Objective: Copy the data below exactly, omitting any picture it contains.

Data excerpts:

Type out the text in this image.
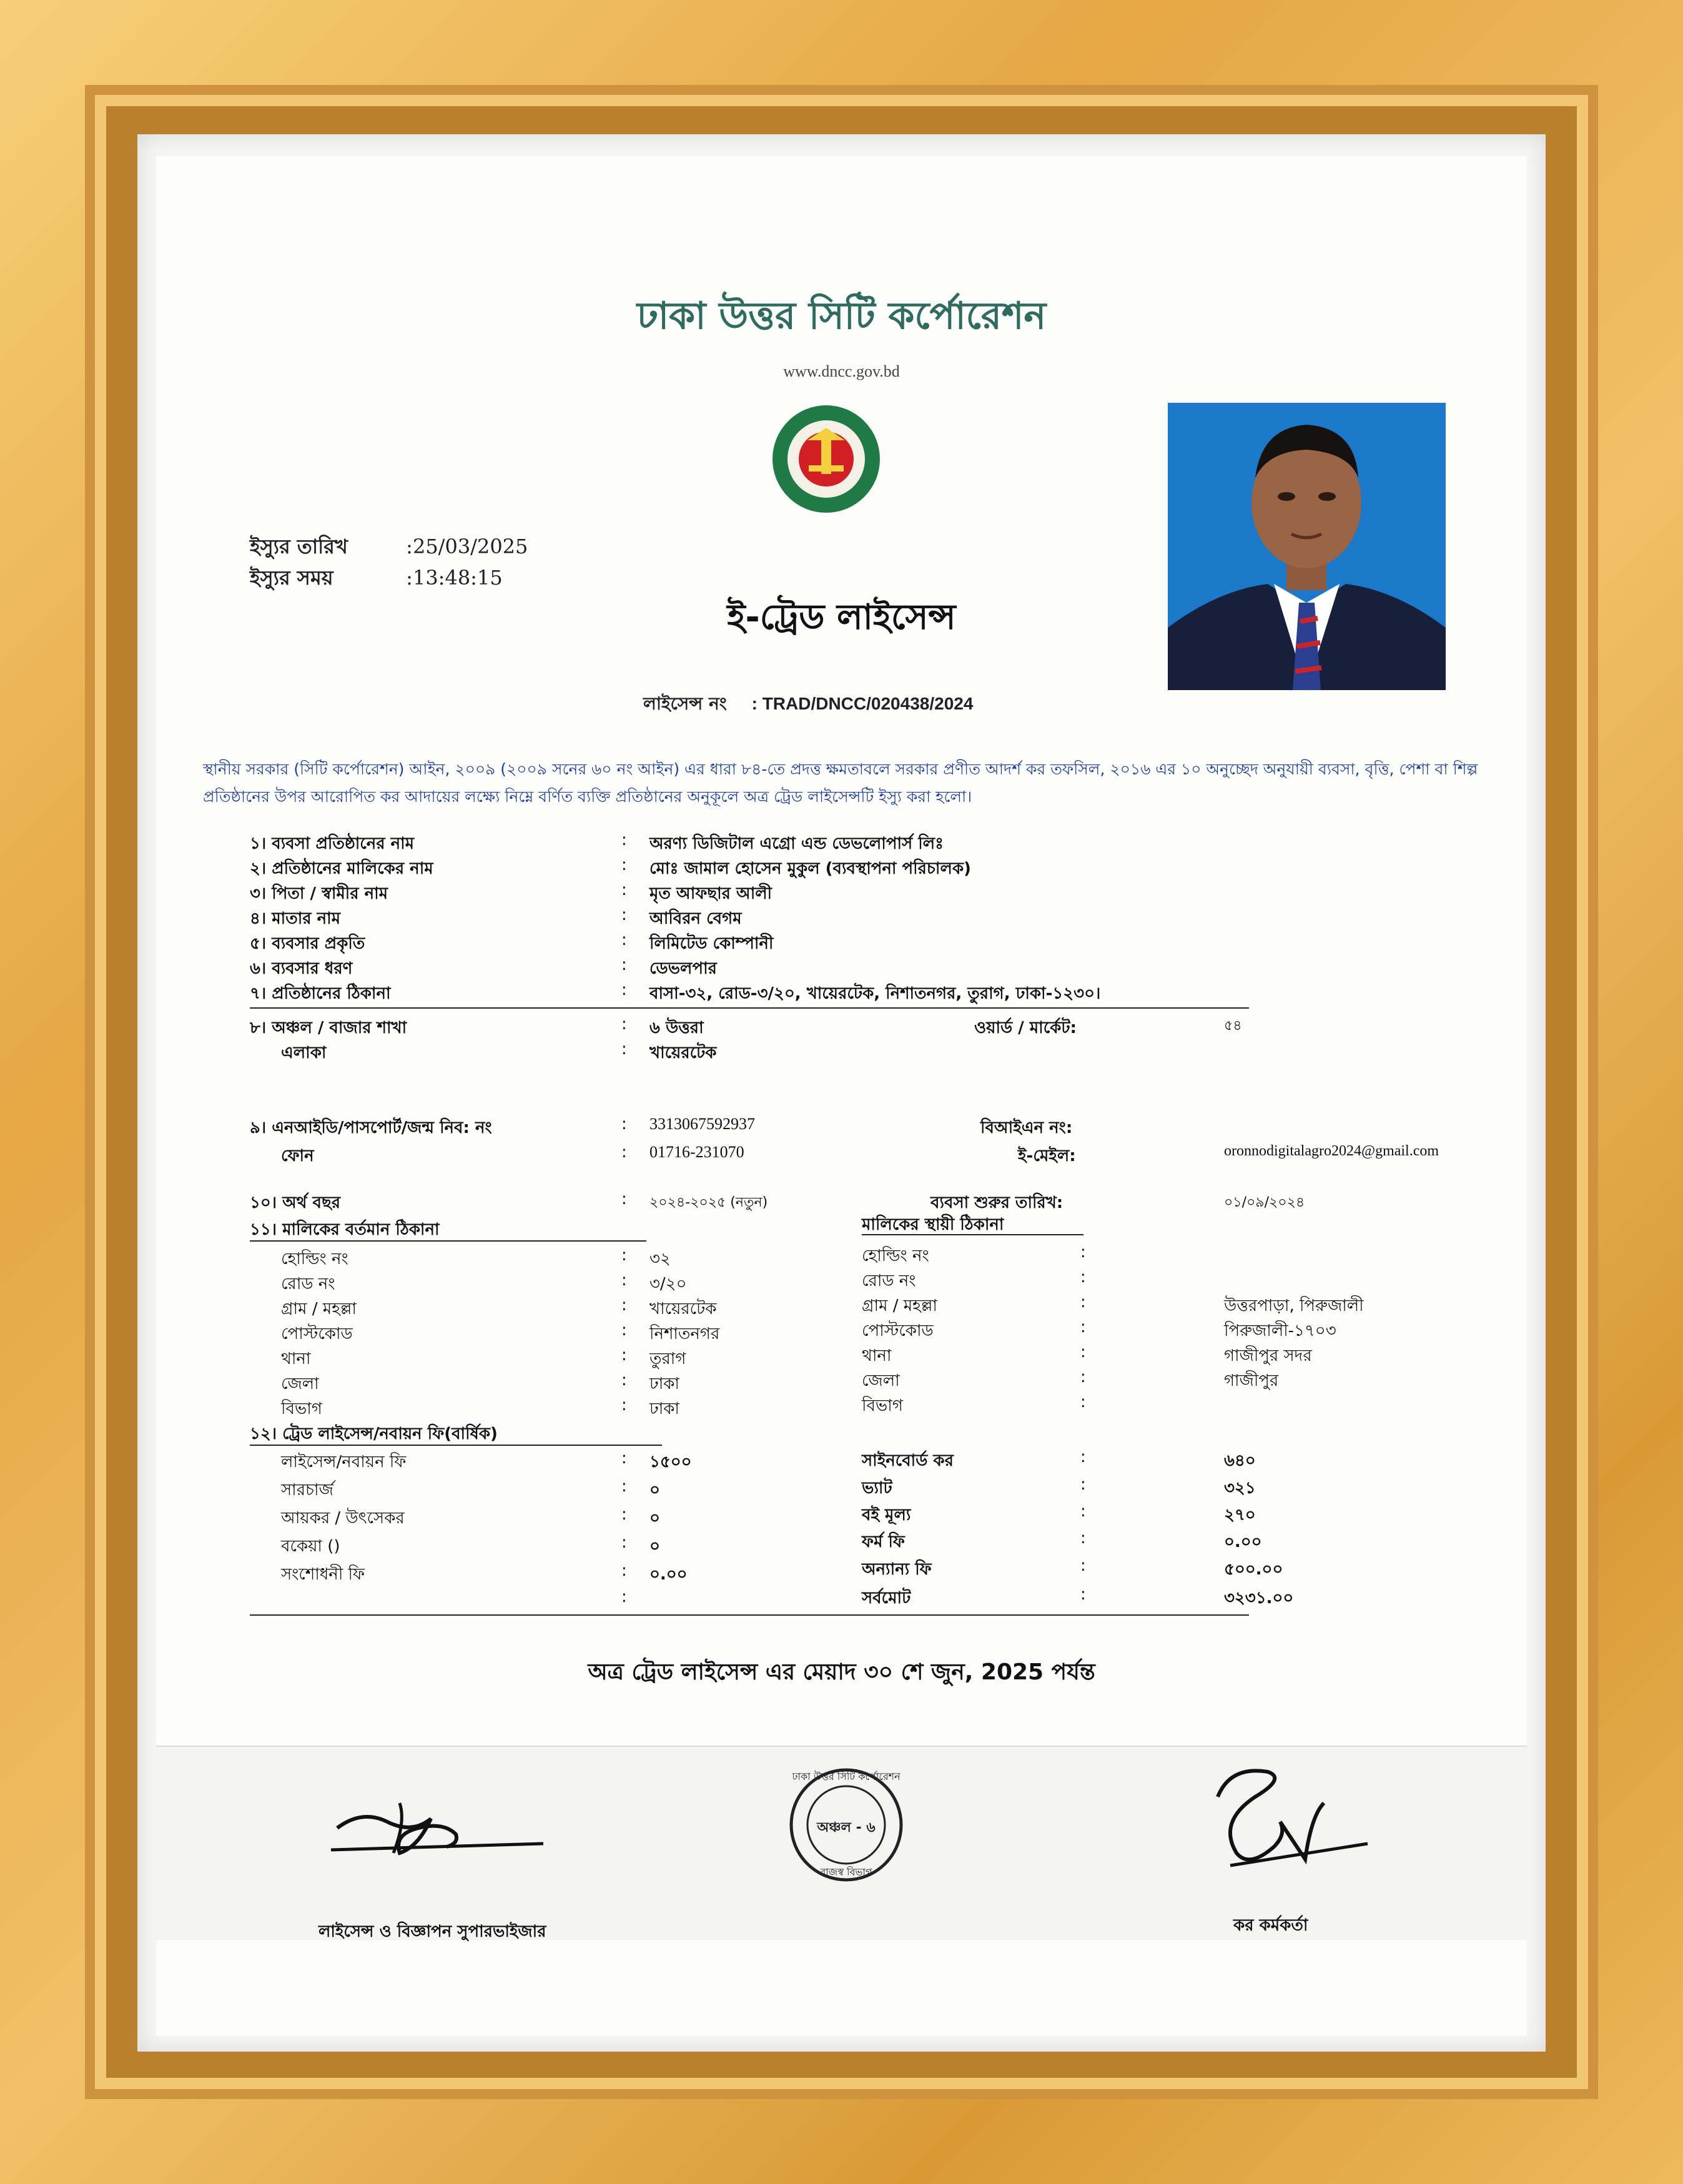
ঢাকা উত্তর সিটি কর্পোরেশন
www.dncc.gov.bd
ইস্যুর তারিখ	:25/03/2025
ইস্যুর সময়	:13:48:15
ই-ট্রেড লাইসেন্স
লাইসেন্স নং : TRAD/DNCC/020438/2024
স্থানীয় সরকার (সিটি কর্পোরেশন) আইন, ২০০৯ (২০০৯ সনের ৬০ নং আইন) এর ধারা ৮৪-তে প্রদত্ত ক্ষমতাবলে সরকার প্রণীত আদর্শ কর তফসিল, ২০১৬ এর ১০ অনুচ্ছেদ অনুযায়ী ব্যবসা, বৃত্তি, পেশা বা শিল্প প্রতিষ্ঠানের উপর আরোপিত কর আদায়ের লক্ষ্যে নিম্নে বর্ণিত ব্যক্তি প্রতিষ্ঠানের অনুকূলে অত্র ট্রেড লাইসেন্সটি ইস্যু করা হলো।
১। ব্যবসা প্রতিষ্ঠানের নাম	: অরণ্য ডিজিটাল এগ্রো এন্ড ডেভলোপার্স লিঃ
২। প্রতিষ্ঠানের মালিকের নাম	: মোঃ জামাল হোসেন মুকুল (ব্যবস্থাপনা পরিচালক)
৩। পিতা / স্বামীর নাম	: মৃত আফছার আলী
৪। মাতার নাম	: আবিরন বেগম
৫। ব্যবসার প্রকৃতি	: লিমিটেড কোম্পানী
৬। ব্যবসার ধরণ	: ডেভলপার
৭। প্রতিষ্ঠানের ঠিকানা	: বাসা-৩২, রোড-৩/২০, খায়েরটেক, নিশাতনগর, তুরাগ, ঢাকা-১২৩০।
৮। অঞ্চল / বাজার শাখা	: ৬ উত্তরা	ওয়ার্ড / মার্কেট:	৫৪
এলাকা	: খায়েরটেক
৯। এনআইডি/পাসপোর্ট/জন্ম নিব: নং	: 3313067592937	বিআইএন নং:
ফোন	: 01716-231070	ই-মেইল:	oronnodigitalagro2024@gmail.com
১০। অর্থ বছর	: ২০২৪-২০২৫ (নতুন)	ব্যবসা শুরুর তারিখ:	০১/০৯/২০২৪
১১। মালিকের বর্তমান ঠিকানা	মালিকের স্থায়ী ঠিকানা
হোল্ডিং নং	: ৩২	হোল্ডিং নং	:
রোড নং	: ৩/২০	রোড নং	:
গ্রাম / মহল্লা	: খায়েরটেক	গ্রাম / মহল্লা	:	উত্তরপাড়া, পিরুজালী
পোস্টকোড	: নিশাতনগর	পোস্টকোড	:	পিরুজালী-১৭০৩
থানা	: তুরাগ	থানা	:	গাজীপুর সদর
জেলা	: ঢাকা	জেলা	:	গাজীপুর
বিভাগ	: ঢাকা	বিভাগ	:
১২। ট্রেড লাইসেন্স/নবায়ন ফি(বার্ষিক)
লাইসেন্স/নবায়ন ফি	: ১৫০০	সাইনবোর্ড কর	:	৬৪০
সারচার্জ	: ০	ভ্যাট	:	৩২১
আয়কর / উৎসেকর	: ০	বই মূল্য	:	২৭০
বকেয়া ()	: ০	ফর্ম ফি	:	০.০০
সংশোধনী ফি	: ০.০০	অন্যান্য ফি	:	৫০০.০০
:	সর্বমোট	:	৩২৩১.০০
অত্র ট্রেড লাইসেন্স এর মেয়াদ ৩০ শে জুন, 2025 পর্যন্ত
ঢাকা উত্তর সিটি কর্পোরেশন
অঞ্চল - ৬
রাজস্ব বিভাগ
লাইসেন্স ও বিজ্ঞাপন সুপারভাইজার	কর কর্মকর্তা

Expected answer:
Type out the text in this image.
ঢাকা উত্তর সিটি কর্পোরেশন
www.dncc.gov.bd
ইস্যুর তারিখ	:25/03/2025
ইস্যুর সময়	:13:48:15
ই-ট্রেড লাইসেন্স
লাইসেন্স নং : TRAD/DNCC/020438/2024
স্থানীয় সরকার (সিটি কর্পোরেশন) আইন, ২০০৯ (২০০৯ সনের ৬০ নং আইন) এর ধারা ৮৪-তে প্রদত্ত ক্ষমতাবলে সরকার প্রণীত আদর্শ কর তফসিল, ২০১৬ এর ১০ অনুচ্ছেদ অনুযায়ী ব্যবসা, বৃত্তি, পেশা বা শিল্প প্রতিষ্ঠানের উপর আরোপিত কর আদায়ের লক্ষ্যে নিম্নে বর্ণিত ব্যক্তি প্রতিষ্ঠানের অনুকূলে অত্র ট্রেড লাইসেন্সটি ইস্যু করা হলো।
১। ব্যবসা প্রতিষ্ঠানের নাম	: অরণ্য ডিজিটাল এগ্রো এন্ড ডেভলোপার্স লিঃ
২। প্রতিষ্ঠানের মালিকের নাম	: মোঃ জামাল হোসেন মুকুল (ব্যবস্থাপনা পরিচালক)
৩। পিতা / স্বামীর নাম	: মৃত আফছার আলী
৪। মাতার নাম	: আবিরন বেগম
৫। ব্যবসার প্রকৃতি	: লিমিটেড কোম্পানী
৬। ব্যবসার ধরণ	: ডেভলপার
৭। প্রতিষ্ঠানের ঠিকানা	: বাসা-৩২, রোড-৩/২০, খায়েরটেক, নিশাতনগর, তুরাগ, ঢাকা-১২৩০।
৮। অঞ্চল / বাজার শাখা	: ৬ উত্তরা	ওয়ার্ড / মার্কেট:	৫৪
এলাকা	: খায়েরটেক
৯। এনআইডি/পাসপোর্ট/জন্ম নিব: নং	: 3313067592937	বিআইএন নং:
ফোন	: 01716-231070	ই-মেইল:	oronnodigitalagro2024@gmail.com
১০। অর্থ বছর	: ২০২৪-২০২৫ (নতুন)	ব্যবসা শুরুর তারিখ:	০১/০৯/২০২৪
১১। মালিকের বর্তমান ঠিকানা	মালিকের স্থায়ী ঠিকানা
হোল্ডিং নং	: ৩২	হোল্ডিং নং	:
রোড নং	: ৩/২০	রোড নং	:
গ্রাম / মহল্লা	: খায়েরটেক	গ্রাম / মহল্লা	:	উত্তরপাড়া, পিরুজালী
পোস্টকোড	: নিশাতনগর	পোস্টকোড	:	পিরুজালী-১৭০৩
থানা	: তুরাগ	থানা	:	গাজীপুর সদর
জেলা	: ঢাকা	জেলা	:	গাজীপুর
বিভাগ	: ঢাকা	বিভাগ	:
১২। ট্রেড লাইসেন্স/নবায়ন ফি(বার্ষিক)
লাইসেন্স/নবায়ন ফি	: ১৫০০	সাইনবোর্ড কর	:	৬৪০
সারচার্জ	: ০	ভ্যাট	:	৩২১
আয়কর / উৎসেকর	: ০	বই মূল্য	:	২৭০
বকেয়া ()	: ০	ফর্ম ফি	:	০.০০
সংশোধনী ফি	: ০.০০	অন্যান্য ফি	:	৫০০.০০
:	সর্বমোট	:	৩২৩১.০০
অত্র ট্রেড লাইসেন্স এর মেয়াদ ৩০ শে জুন, 2025 পর্যন্ত
ঢাকা উত্তর সিটি কর্পোরেশন
অঞ্চল - ৬
রাজস্ব বিভাগ
লাইসেন্স ও বিজ্ঞাপন সুপারভাইজার	কর কর্মকর্তা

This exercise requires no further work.